(Exercise description): List each line of the data that holds the word "Forecast".

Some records
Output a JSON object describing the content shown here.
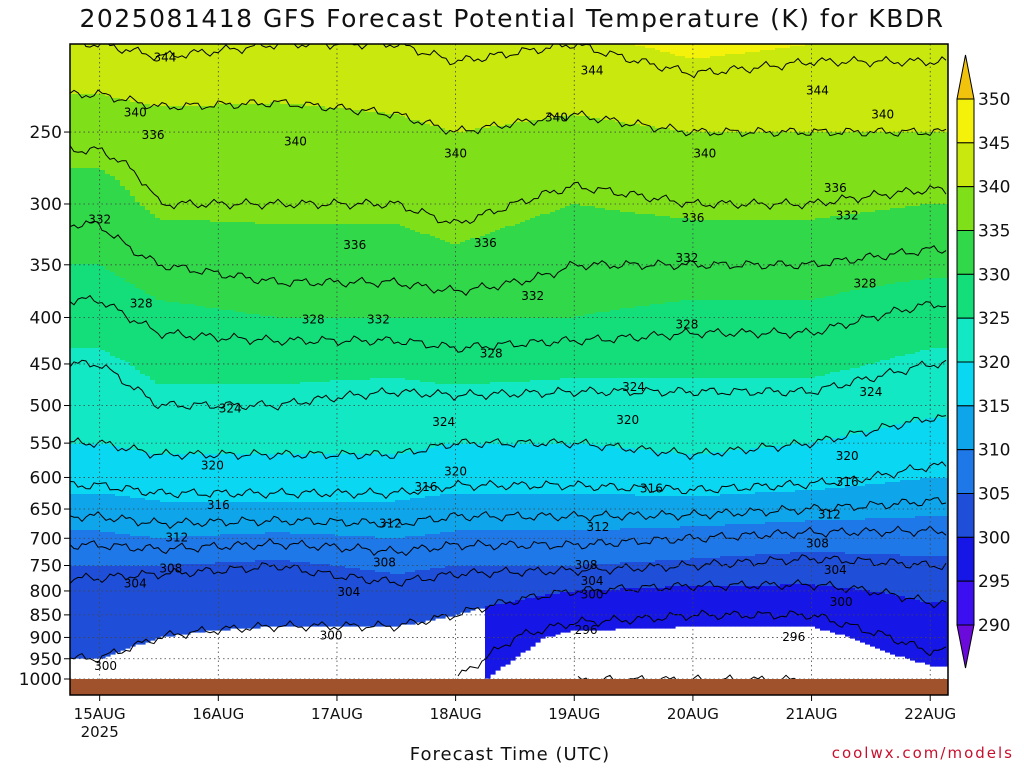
{
  "chart_data": {
    "type": "heatmap",
    "title": "2025081418 GFS Forecast Potential Temperature (K) for KBDR",
    "xlabel": "Forecast Time (UTC)",
    "ylabel": "",
    "x_ticks": [
      {
        "label": "15AUG",
        "sub": "2025",
        "day": 0
      },
      {
        "label": "16AUG",
        "sub": "",
        "day": 1
      },
      {
        "label": "17AUG",
        "sub": "",
        "day": 2
      },
      {
        "label": "18AUG",
        "sub": "",
        "day": 3
      },
      {
        "label": "19AUG",
        "sub": "",
        "day": 4
      },
      {
        "label": "20AUG",
        "sub": "",
        "day": 5
      },
      {
        "label": "21AUG",
        "sub": "",
        "day": 6
      },
      {
        "label": "22AUG",
        "sub": "",
        "day": 7
      }
    ],
    "xlim_days": [
      -0.25,
      7.15
    ],
    "pressure_ticks": [
      250,
      300,
      350,
      400,
      450,
      500,
      550,
      600,
      650,
      700,
      750,
      800,
      850,
      900,
      950,
      1000
    ],
    "ylim_hPa": [
      200,
      1000
    ],
    "y_scale": "log-pressure",
    "grid": true,
    "colorbar": {
      "levels": [
        290,
        295,
        300,
        305,
        310,
        315,
        320,
        325,
        330,
        335,
        340,
        345,
        350
      ],
      "tick_labels": [
        "290",
        "295",
        "300",
        "305",
        "310",
        "315",
        "320",
        "325",
        "330",
        "335",
        "340",
        "345",
        "350"
      ],
      "colors": [
        "#6a0adb",
        "#3b0ff0",
        "#1616e6",
        "#1f4fd8",
        "#1f78e8",
        "#0ea5ea",
        "#0ad8f2",
        "#12e8c4",
        "#14de7a",
        "#30d84a",
        "#7fe01a",
        "#c8e80e",
        "#f4f20a",
        "#f2c30c"
      ],
      "placement": "right"
    },
    "contour_profiles": [
      {
        "day": 0.0,
        "p": [
          [
            1000,
            299
          ],
          [
            900,
            301
          ],
          [
            850,
            302
          ],
          [
            800,
            303
          ],
          [
            750,
            305
          ],
          [
            700,
            309
          ],
          [
            650,
            313
          ],
          [
            600,
            317
          ],
          [
            550,
            320
          ],
          [
            500,
            322
          ],
          [
            450,
            324
          ],
          [
            400,
            327
          ],
          [
            350,
            330
          ],
          [
            300,
            333
          ],
          [
            250,
            337
          ],
          [
            200,
            344
          ]
        ]
      },
      {
        "day": 0.5,
        "p": [
          [
            1000,
            298
          ],
          [
            900,
            300
          ],
          [
            850,
            301
          ],
          [
            800,
            302
          ],
          [
            750,
            305
          ],
          [
            700,
            310
          ],
          [
            650,
            314
          ],
          [
            600,
            318
          ],
          [
            550,
            321
          ],
          [
            500,
            324
          ],
          [
            450,
            326
          ],
          [
            400,
            329
          ],
          [
            350,
            332
          ],
          [
            300,
            336
          ],
          [
            250,
            338
          ],
          [
            200,
            345
          ]
        ]
      },
      {
        "day": 1.5,
        "p": [
          [
            1000,
            297
          ],
          [
            900,
            299
          ],
          [
            850,
            301
          ],
          [
            800,
            302
          ],
          [
            750,
            304
          ],
          [
            700,
            309
          ],
          [
            650,
            314
          ],
          [
            600,
            318
          ],
          [
            550,
            321
          ],
          [
            500,
            324
          ],
          [
            450,
            326
          ],
          [
            400,
            330
          ],
          [
            350,
            333
          ],
          [
            300,
            336
          ],
          [
            250,
            338
          ],
          [
            200,
            344
          ]
        ]
      },
      {
        "day": 2.5,
        "p": [
          [
            1000,
            297
          ],
          [
            900,
            299
          ],
          [
            850,
            301
          ],
          [
            800,
            303
          ],
          [
            750,
            306
          ],
          [
            700,
            310
          ],
          [
            650,
            314
          ],
          [
            600,
            318
          ],
          [
            550,
            321
          ],
          [
            500,
            323
          ],
          [
            450,
            326
          ],
          [
            400,
            330
          ],
          [
            350,
            333
          ],
          [
            300,
            336
          ],
          [
            250,
            339
          ],
          [
            200,
            344
          ]
        ]
      },
      {
        "day": 3.0,
        "p": [
          [
            1000,
            296
          ],
          [
            900,
            298
          ],
          [
            850,
            300
          ],
          [
            800,
            302
          ],
          [
            750,
            305
          ],
          [
            700,
            309
          ],
          [
            650,
            313
          ],
          [
            600,
            317
          ],
          [
            550,
            320
          ],
          [
            500,
            323
          ],
          [
            450,
            327
          ],
          [
            400,
            330
          ],
          [
            350,
            334
          ],
          [
            300,
            337
          ],
          [
            250,
            340
          ],
          [
            200,
            345
          ]
        ]
      },
      {
        "day": 4.0,
        "p": [
          [
            1000,
            292
          ],
          [
            900,
            294
          ],
          [
            850,
            297
          ],
          [
            800,
            300
          ],
          [
            750,
            305
          ],
          [
            700,
            309
          ],
          [
            650,
            313
          ],
          [
            600,
            317
          ],
          [
            550,
            320
          ],
          [
            500,
            323
          ],
          [
            450,
            326
          ],
          [
            400,
            330
          ],
          [
            350,
            332
          ],
          [
            300,
            335
          ],
          [
            250,
            339
          ],
          [
            200,
            344
          ]
        ]
      },
      {
        "day": 5.0,
        "p": [
          [
            1000,
            292
          ],
          [
            900,
            294
          ],
          [
            850,
            296
          ],
          [
            800,
            299
          ],
          [
            750,
            304
          ],
          [
            700,
            308
          ],
          [
            650,
            313
          ],
          [
            600,
            318
          ],
          [
            550,
            321
          ],
          [
            500,
            323
          ],
          [
            450,
            326
          ],
          [
            400,
            329
          ],
          [
            350,
            332
          ],
          [
            300,
            336
          ],
          [
            250,
            340
          ],
          [
            200,
            346
          ]
        ]
      },
      {
        "day": 6.0,
        "p": [
          [
            1000,
            292
          ],
          [
            900,
            294
          ],
          [
            850,
            296
          ],
          [
            800,
            299
          ],
          [
            750,
            303
          ],
          [
            700,
            307
          ],
          [
            650,
            312
          ],
          [
            600,
            317
          ],
          [
            550,
            320
          ],
          [
            500,
            323
          ],
          [
            450,
            326
          ],
          [
            400,
            329
          ],
          [
            350,
            332
          ],
          [
            300,
            336
          ],
          [
            250,
            340
          ],
          [
            200,
            345
          ]
        ]
      },
      {
        "day": 7.0,
        "p": [
          [
            1000,
            294
          ],
          [
            900,
            297
          ],
          [
            850,
            299
          ],
          [
            800,
            301
          ],
          [
            750,
            304
          ],
          [
            700,
            307
          ],
          [
            650,
            311
          ],
          [
            600,
            315
          ],
          [
            550,
            318
          ],
          [
            500,
            321
          ],
          [
            450,
            324
          ],
          [
            400,
            327
          ],
          [
            350,
            331
          ],
          [
            300,
            335
          ],
          [
            250,
            340
          ],
          [
            200,
            345
          ]
        ]
      }
    ],
    "contour_labels": [
      {
        "text": "344",
        "day": 0.55,
        "p": 207
      },
      {
        "text": "340",
        "day": 0.3,
        "p": 238
      },
      {
        "text": "336",
        "day": 0.45,
        "p": 252
      },
      {
        "text": "332",
        "day": 0.0,
        "p": 312
      },
      {
        "text": "328",
        "day": 0.35,
        "p": 386
      },
      {
        "text": "340",
        "day": 1.65,
        "p": 256
      },
      {
        "text": "328",
        "day": 1.8,
        "p": 402
      },
      {
        "text": "324",
        "day": 1.1,
        "p": 504
      },
      {
        "text": "320",
        "day": 0.95,
        "p": 582
      },
      {
        "text": "316",
        "day": 1.0,
        "p": 643
      },
      {
        "text": "312",
        "day": 0.65,
        "p": 699
      },
      {
        "text": "308",
        "day": 0.6,
        "p": 756
      },
      {
        "text": "304",
        "day": 0.3,
        "p": 785
      },
      {
        "text": "300",
        "day": 0.05,
        "p": 967
      },
      {
        "text": "336",
        "day": 2.15,
        "p": 333
      },
      {
        "text": "332",
        "day": 2.35,
        "p": 402
      },
      {
        "text": "340",
        "day": 3.0,
        "p": 264
      },
      {
        "text": "336",
        "day": 3.25,
        "p": 331
      },
      {
        "text": "332",
        "day": 3.65,
        "p": 379
      },
      {
        "text": "328",
        "day": 3.3,
        "p": 438
      },
      {
        "text": "324",
        "day": 2.9,
        "p": 521
      },
      {
        "text": "320",
        "day": 3.0,
        "p": 591
      },
      {
        "text": "316",
        "day": 2.75,
        "p": 615
      },
      {
        "text": "312",
        "day": 2.45,
        "p": 674
      },
      {
        "text": "308",
        "day": 2.4,
        "p": 744
      },
      {
        "text": "304",
        "day": 2.1,
        "p": 802
      },
      {
        "text": "300",
        "day": 1.95,
        "p": 896
      },
      {
        "text": "344",
        "day": 4.15,
        "p": 214
      },
      {
        "text": "340",
        "day": 3.85,
        "p": 241
      },
      {
        "text": "336",
        "day": 5.0,
        "p": 311
      },
      {
        "text": "332",
        "day": 4.95,
        "p": 344
      },
      {
        "text": "328",
        "day": 4.95,
        "p": 407
      },
      {
        "text": "324",
        "day": 4.5,
        "p": 477
      },
      {
        "text": "320",
        "day": 4.45,
        "p": 519
      },
      {
        "text": "316",
        "day": 4.65,
        "p": 617
      },
      {
        "text": "312",
        "day": 4.2,
        "p": 680
      },
      {
        "text": "308",
        "day": 4.1,
        "p": 749
      },
      {
        "text": "304",
        "day": 4.15,
        "p": 780
      },
      {
        "text": "300",
        "day": 4.15,
        "p": 807
      },
      {
        "text": "296",
        "day": 4.1,
        "p": 883
      },
      {
        "text": "340",
        "day": 5.1,
        "p": 264
      },
      {
        "text": "344",
        "day": 6.05,
        "p": 225
      },
      {
        "text": "340",
        "day": 6.6,
        "p": 239
      },
      {
        "text": "336",
        "day": 6.2,
        "p": 288
      },
      {
        "text": "332",
        "day": 6.3,
        "p": 309
      },
      {
        "text": "328",
        "day": 6.45,
        "p": 367
      },
      {
        "text": "324",
        "day": 6.5,
        "p": 483
      },
      {
        "text": "320",
        "day": 6.3,
        "p": 568
      },
      {
        "text": "316",
        "day": 6.3,
        "p": 607
      },
      {
        "text": "312",
        "day": 6.15,
        "p": 659
      },
      {
        "text": "308",
        "day": 6.05,
        "p": 709
      },
      {
        "text": "304",
        "day": 6.2,
        "p": 759
      },
      {
        "text": "300",
        "day": 6.25,
        "p": 823
      },
      {
        "text": "296",
        "day": 5.85,
        "p": 899
      }
    ]
  },
  "credit": "coolwx.com/models"
}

(Correct output):
    "title": "2025081418 GFS Forecast Potential Temperature (K) for KBDR",
    "xlabel": "Forecast Time (UTC)",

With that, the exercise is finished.